• **Page excerpt**
· · ·
FTSSmokeTest < LCG

LCG Web>FtsWlcg>FtsRelease15>FtsProcedures15>FTSSmokeTestAndActions>FTSSmokeTest (2007-04-10, SteveTraylen)

FTS Smoke-Test

The following describes the procedure for checking the FTS nodes. It should be followed mostly in sequence.

The code examples below are designed, as much as possible, to be cut and pasted into the terminal window. Please report any errors you see.

1) Ping the node.

Log into any lxplus batch node. Attempt to ping the "problematic" FTS server. If you cannot ping the host there is likely a hardware problem, a network problem or the machine is in the middle of being rebooted. To cover the last case, wait a few minutes and try again. Call the operator if the problem persists.

2) Connect to the node.

2) ssh into the FTS node as root (make sure you have run klog.krb to obtain your kerberos AFS token). If you cannot ssh into the node, contact the operator.

3) Check whether the agent daemon is running.

Run the command:

ps aux | grep glite

You should see a single daemon called glite-transfer-fts-something running as user sc3.

Possible problem: There is more than one glite-transfer-fts-something process:

There should not be more than one. kill -9 all the daemon processes identified using ps aux. Then run the FtsMeanAndClean15 procedure for restarting the service from a clean config.

Possible problem: There are none, or there are none after a restart:

Attempt to restart the service using service gLite stop followed by service gLite start. If the daemon is still not there, look in the logfile /var/log/glite/glite-transfer-fts-something.log (it should be the latest logfile in that directory). The service should have dumped its configuration into the logfile upon startup. Look for any ERROR class messages. Typical startup failures can include configuration file parsing errors (if the config file has been corrupted or changed) or database connection errors (in which case the problem is likely on the database node).
· · ·
• **Rows from a layout dataset**
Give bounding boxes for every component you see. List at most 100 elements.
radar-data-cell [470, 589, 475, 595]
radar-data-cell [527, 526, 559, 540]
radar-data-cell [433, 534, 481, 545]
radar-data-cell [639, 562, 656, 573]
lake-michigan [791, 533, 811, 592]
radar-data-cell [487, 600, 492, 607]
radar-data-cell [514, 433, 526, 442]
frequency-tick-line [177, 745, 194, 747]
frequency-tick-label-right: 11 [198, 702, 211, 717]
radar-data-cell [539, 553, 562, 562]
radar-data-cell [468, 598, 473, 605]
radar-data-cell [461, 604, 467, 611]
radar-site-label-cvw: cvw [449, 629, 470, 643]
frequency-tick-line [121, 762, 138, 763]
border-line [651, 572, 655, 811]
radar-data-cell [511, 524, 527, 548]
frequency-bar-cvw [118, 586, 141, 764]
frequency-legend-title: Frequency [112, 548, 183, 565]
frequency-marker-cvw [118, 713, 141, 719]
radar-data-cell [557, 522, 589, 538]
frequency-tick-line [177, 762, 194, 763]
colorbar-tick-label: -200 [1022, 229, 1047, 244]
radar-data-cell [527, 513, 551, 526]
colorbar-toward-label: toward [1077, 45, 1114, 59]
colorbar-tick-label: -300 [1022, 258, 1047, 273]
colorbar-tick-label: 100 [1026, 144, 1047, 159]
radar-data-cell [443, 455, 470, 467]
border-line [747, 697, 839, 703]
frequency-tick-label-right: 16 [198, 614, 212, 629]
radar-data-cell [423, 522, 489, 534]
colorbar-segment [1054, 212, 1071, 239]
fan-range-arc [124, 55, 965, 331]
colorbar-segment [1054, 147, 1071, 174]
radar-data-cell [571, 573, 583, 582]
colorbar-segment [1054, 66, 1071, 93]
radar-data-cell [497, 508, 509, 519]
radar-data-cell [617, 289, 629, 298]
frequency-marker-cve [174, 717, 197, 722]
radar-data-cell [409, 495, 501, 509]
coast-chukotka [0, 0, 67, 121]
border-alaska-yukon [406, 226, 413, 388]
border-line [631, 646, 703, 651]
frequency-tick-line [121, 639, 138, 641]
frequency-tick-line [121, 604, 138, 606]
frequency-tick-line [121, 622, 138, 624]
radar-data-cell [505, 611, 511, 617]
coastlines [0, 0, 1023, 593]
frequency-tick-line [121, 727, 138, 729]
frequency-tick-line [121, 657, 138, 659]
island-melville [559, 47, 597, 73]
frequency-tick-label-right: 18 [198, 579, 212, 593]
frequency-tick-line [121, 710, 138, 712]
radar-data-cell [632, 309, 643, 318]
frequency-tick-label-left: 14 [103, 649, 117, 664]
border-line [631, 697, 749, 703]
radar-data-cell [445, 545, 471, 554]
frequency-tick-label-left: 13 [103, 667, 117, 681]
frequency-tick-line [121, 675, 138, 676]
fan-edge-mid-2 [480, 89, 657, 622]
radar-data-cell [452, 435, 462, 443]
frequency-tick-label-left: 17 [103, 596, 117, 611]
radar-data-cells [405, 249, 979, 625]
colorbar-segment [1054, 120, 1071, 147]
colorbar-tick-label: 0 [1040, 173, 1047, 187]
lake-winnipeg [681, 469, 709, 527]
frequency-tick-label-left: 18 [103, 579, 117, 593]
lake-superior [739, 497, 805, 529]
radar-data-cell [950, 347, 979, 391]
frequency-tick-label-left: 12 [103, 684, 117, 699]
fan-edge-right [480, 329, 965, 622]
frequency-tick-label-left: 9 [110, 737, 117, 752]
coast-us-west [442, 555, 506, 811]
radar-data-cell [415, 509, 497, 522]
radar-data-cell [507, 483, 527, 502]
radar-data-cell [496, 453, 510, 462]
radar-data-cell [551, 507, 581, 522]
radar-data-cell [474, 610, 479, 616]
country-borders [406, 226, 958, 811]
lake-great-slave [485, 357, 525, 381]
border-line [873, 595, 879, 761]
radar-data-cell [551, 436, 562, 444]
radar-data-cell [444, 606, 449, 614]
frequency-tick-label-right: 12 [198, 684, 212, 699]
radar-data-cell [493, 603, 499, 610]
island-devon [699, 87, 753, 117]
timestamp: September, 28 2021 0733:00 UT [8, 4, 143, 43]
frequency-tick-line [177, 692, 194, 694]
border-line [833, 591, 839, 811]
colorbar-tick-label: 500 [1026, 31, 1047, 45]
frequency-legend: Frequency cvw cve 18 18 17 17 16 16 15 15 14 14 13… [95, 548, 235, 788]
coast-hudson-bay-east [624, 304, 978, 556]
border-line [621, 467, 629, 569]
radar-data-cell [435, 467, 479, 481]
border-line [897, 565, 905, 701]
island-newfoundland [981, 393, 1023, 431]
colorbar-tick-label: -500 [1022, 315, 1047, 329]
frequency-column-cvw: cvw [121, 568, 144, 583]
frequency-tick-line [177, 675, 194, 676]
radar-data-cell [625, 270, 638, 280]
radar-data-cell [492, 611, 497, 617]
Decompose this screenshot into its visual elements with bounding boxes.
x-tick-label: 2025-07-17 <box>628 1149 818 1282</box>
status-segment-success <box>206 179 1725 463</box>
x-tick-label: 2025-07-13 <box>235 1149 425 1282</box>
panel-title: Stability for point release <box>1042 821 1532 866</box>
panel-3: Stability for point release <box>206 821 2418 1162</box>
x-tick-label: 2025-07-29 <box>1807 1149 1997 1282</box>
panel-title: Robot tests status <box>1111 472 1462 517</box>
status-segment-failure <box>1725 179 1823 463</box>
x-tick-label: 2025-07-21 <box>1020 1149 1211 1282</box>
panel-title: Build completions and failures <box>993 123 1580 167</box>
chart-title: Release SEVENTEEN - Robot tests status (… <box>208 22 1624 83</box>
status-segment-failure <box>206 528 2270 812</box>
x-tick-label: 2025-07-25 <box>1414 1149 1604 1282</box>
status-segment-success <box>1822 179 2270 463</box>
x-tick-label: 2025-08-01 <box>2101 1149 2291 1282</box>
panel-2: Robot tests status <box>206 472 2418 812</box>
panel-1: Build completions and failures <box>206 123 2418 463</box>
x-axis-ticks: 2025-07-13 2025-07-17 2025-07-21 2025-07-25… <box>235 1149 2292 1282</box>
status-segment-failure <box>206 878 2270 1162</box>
· · ·
• **Work to complete**
A. Copy the part of the FTS smoke-test page starting at "The following describes" and ending at "daemon is running.".
B. According to the FTS smoke-test page, which user should the glite-transfer-fts daemon be running as?
C. Continue the FTS smoke-test procedure from the point where the page stops.
This material is separate from the FTS smoke-test page.

• **Replies**
A.
The following describes the procedure for checking the FTS nodes. It should be followed mostly in sequence.

The code examples below are designed, as much as possible, to be cut and pasted into the terminal window. Please report any errors you see.

1) Ping the node.

Log into any lxplus batch node. Attempt to ping the "problematic" FTS server. If you cannot ping the host there is likely a hardware problem, a network problem or the machine is in the middle of being rebooted. To cover the last case, wait a few minutes and try again. Call the operator if the problem persists.

2) Connect to the node.

2) ssh into the FTS node as root (make sure you have run klog.krb to obtain your kerberos AFS token). If you cannot ssh into the node, contact the operator.

3) Check whether the agent daemon is running.

B. sc3

C.
4) Check whether the web service container daemon is running.

Run the command:

ps aux | grep tomcat4

You should see a single java daemon running. ps aux will show the name of the daemon as the full Java comandline.

Possible problem: There is more than one java process owned by tomcat4 (this is unusual):

There should not be more than one. Run the same FtsMeanAndClean15 procedure as for 3).

Possible problem: There are no java processes, or none after a restart:

Attempt to restart the service using service gLite stop followed by service gLite start. If the daemon is still not there, look in the logfile /usr/share/tomcat5/logs/org.glite.data (it should be among the latest logfiles in that directory). The service should have dumped sonme of its configuration into the logfile upon startup. Look for any ERROR or FATAL class messages. Typical startup failures can include configuration file parsing errors (if the config file has been corrupted or changed), grid-mapfile parsing errors (if any of the service mapfiles have been corrupted or changed) or database connection errors (in which case the problem is likely on the database node).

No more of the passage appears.